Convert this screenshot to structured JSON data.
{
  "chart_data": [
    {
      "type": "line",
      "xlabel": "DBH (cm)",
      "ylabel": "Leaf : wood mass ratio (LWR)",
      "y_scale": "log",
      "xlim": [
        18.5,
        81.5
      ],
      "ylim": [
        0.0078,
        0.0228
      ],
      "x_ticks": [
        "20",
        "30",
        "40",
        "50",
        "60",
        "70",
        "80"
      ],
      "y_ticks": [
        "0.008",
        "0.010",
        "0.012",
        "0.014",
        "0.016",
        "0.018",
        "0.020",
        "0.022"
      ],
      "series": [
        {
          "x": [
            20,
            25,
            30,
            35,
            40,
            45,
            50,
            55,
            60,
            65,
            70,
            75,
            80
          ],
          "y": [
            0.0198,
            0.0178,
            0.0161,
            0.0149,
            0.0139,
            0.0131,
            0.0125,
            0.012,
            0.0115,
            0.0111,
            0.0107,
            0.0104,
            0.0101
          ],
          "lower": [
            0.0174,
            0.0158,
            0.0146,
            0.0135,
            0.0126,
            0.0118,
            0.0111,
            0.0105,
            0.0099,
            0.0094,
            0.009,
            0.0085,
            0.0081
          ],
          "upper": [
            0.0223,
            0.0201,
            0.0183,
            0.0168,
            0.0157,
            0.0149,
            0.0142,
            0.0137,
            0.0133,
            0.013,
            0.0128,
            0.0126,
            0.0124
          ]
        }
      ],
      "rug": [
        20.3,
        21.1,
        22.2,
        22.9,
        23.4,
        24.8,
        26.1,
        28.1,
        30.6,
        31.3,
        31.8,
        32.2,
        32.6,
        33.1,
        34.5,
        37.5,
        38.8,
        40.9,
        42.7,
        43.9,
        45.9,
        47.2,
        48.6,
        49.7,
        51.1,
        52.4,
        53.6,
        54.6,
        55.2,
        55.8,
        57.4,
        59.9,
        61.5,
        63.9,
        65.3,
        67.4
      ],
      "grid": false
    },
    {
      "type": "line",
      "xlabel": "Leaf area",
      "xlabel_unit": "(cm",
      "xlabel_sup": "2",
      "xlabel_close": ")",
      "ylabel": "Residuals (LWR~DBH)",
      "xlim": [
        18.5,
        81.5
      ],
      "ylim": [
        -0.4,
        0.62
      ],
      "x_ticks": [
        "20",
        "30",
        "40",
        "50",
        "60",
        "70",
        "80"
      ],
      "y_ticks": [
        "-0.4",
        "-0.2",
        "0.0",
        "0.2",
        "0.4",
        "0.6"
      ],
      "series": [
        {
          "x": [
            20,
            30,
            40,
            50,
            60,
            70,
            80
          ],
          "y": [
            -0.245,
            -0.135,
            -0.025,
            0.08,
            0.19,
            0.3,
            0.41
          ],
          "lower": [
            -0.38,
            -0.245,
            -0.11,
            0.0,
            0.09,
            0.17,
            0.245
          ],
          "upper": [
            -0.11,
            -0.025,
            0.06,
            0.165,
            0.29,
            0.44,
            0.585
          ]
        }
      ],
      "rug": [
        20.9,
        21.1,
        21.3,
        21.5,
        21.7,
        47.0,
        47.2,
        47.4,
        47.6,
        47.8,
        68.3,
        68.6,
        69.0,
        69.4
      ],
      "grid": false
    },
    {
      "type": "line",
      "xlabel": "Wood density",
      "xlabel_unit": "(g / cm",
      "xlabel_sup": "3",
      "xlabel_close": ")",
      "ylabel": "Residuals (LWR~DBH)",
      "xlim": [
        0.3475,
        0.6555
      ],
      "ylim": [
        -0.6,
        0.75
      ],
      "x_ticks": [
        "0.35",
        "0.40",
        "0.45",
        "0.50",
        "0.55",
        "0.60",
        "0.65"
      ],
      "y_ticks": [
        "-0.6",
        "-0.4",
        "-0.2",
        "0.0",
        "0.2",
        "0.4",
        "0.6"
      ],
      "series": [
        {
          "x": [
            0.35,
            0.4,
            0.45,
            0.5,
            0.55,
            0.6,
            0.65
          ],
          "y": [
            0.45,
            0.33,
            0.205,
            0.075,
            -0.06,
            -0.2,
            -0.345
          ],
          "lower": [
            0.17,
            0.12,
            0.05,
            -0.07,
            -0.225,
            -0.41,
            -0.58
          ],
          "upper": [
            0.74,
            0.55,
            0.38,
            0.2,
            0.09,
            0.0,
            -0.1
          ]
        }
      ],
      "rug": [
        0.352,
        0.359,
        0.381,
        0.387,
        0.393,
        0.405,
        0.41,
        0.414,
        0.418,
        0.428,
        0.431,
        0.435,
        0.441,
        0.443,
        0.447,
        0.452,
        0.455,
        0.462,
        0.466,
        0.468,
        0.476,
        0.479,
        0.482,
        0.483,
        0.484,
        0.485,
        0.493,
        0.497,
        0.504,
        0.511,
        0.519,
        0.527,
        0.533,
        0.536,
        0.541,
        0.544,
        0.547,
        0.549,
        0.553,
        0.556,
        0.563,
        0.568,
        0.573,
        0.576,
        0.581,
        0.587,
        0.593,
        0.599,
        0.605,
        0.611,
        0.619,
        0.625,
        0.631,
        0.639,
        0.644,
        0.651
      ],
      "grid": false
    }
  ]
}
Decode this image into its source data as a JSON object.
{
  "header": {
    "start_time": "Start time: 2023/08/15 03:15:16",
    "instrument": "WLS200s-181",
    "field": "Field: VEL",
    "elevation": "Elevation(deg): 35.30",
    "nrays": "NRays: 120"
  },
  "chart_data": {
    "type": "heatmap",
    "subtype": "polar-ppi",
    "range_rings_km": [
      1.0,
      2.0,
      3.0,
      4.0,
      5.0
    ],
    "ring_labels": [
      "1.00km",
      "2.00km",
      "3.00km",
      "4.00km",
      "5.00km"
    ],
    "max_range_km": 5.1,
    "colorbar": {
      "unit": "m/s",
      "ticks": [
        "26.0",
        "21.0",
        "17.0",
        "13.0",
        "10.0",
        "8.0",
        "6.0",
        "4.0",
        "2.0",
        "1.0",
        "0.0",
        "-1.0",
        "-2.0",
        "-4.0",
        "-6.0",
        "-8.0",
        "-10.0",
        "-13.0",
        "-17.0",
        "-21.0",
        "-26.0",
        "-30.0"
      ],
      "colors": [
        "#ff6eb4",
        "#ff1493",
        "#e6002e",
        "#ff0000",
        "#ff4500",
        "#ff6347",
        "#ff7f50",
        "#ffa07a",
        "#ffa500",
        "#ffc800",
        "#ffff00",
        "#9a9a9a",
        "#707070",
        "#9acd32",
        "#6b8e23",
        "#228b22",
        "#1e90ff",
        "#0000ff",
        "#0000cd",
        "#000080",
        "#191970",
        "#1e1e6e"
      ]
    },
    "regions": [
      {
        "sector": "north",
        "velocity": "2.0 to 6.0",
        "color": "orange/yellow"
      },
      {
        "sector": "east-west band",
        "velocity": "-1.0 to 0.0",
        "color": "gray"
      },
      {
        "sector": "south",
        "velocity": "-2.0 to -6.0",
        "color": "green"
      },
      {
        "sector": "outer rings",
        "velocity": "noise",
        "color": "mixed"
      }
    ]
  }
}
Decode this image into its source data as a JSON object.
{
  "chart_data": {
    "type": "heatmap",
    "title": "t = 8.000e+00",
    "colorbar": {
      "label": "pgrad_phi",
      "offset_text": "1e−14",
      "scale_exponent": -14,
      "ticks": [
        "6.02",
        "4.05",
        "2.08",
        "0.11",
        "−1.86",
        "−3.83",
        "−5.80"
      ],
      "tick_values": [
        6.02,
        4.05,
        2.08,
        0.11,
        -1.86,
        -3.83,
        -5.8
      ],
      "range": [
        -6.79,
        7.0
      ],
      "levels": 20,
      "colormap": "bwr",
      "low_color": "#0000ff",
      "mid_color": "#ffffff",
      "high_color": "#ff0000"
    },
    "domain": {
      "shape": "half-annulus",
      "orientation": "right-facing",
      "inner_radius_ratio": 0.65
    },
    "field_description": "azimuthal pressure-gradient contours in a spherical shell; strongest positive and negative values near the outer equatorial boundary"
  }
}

☆ ☆ ☆ ☆ ☆ ☆ ☆

_EXERCISE_
Identify all lines in the records above with the word "outer".

_EXPECTED ANSWER_
        "sector": "outer rings",
    "field_description": "azimuthal pressure-gradient contours in a spherical shell; strongest positive and negative values near the outer equatorial boundary"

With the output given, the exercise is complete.